>> begin Material provided

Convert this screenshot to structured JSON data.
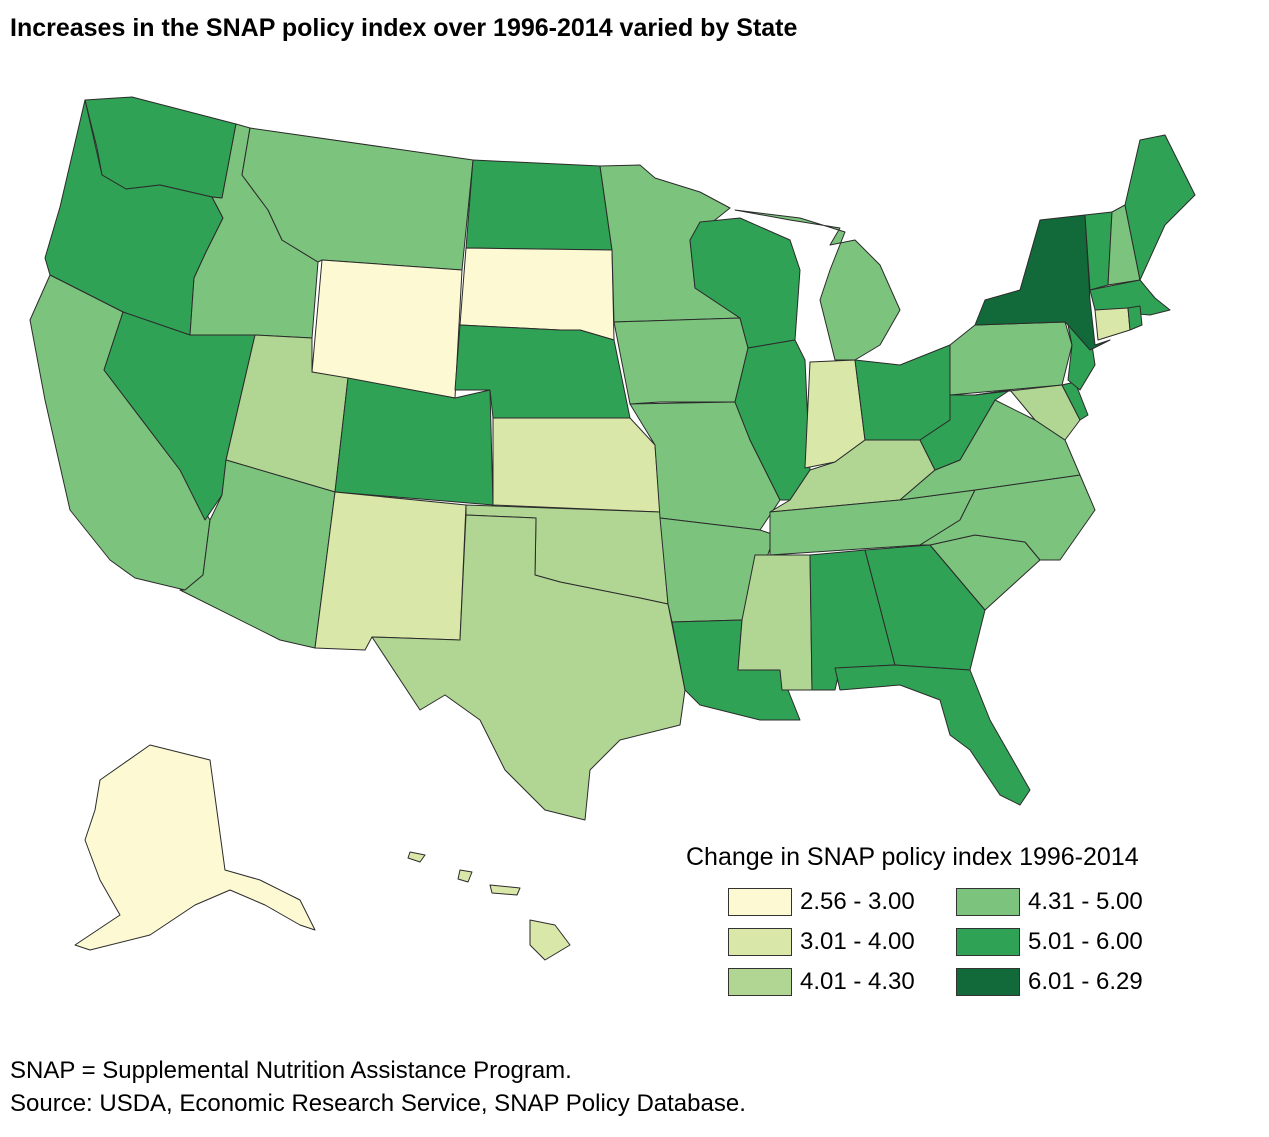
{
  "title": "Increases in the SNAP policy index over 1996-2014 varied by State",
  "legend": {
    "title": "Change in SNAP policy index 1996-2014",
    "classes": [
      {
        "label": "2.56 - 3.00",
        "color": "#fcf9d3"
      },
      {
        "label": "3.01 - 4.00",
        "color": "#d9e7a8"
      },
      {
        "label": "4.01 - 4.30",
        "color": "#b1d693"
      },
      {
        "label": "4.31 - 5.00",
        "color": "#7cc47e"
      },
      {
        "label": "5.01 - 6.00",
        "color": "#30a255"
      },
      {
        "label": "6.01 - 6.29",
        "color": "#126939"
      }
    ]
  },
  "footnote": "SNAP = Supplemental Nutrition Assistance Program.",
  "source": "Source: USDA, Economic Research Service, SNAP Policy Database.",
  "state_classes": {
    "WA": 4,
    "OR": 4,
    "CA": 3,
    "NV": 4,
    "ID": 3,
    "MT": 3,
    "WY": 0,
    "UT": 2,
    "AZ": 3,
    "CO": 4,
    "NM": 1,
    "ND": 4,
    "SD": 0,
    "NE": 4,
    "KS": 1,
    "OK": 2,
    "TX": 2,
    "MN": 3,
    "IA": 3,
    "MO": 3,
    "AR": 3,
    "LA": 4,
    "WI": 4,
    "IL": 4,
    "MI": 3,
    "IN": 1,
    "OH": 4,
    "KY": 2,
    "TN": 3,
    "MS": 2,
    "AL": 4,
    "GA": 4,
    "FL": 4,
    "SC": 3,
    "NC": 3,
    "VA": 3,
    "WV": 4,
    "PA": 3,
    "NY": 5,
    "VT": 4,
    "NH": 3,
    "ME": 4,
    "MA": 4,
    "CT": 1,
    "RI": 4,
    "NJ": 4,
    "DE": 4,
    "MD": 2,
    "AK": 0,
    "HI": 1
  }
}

>> end Material provided

Count every line in the entries above where the word "index" appears; respond with the number alone.

> **Problem solution**: 2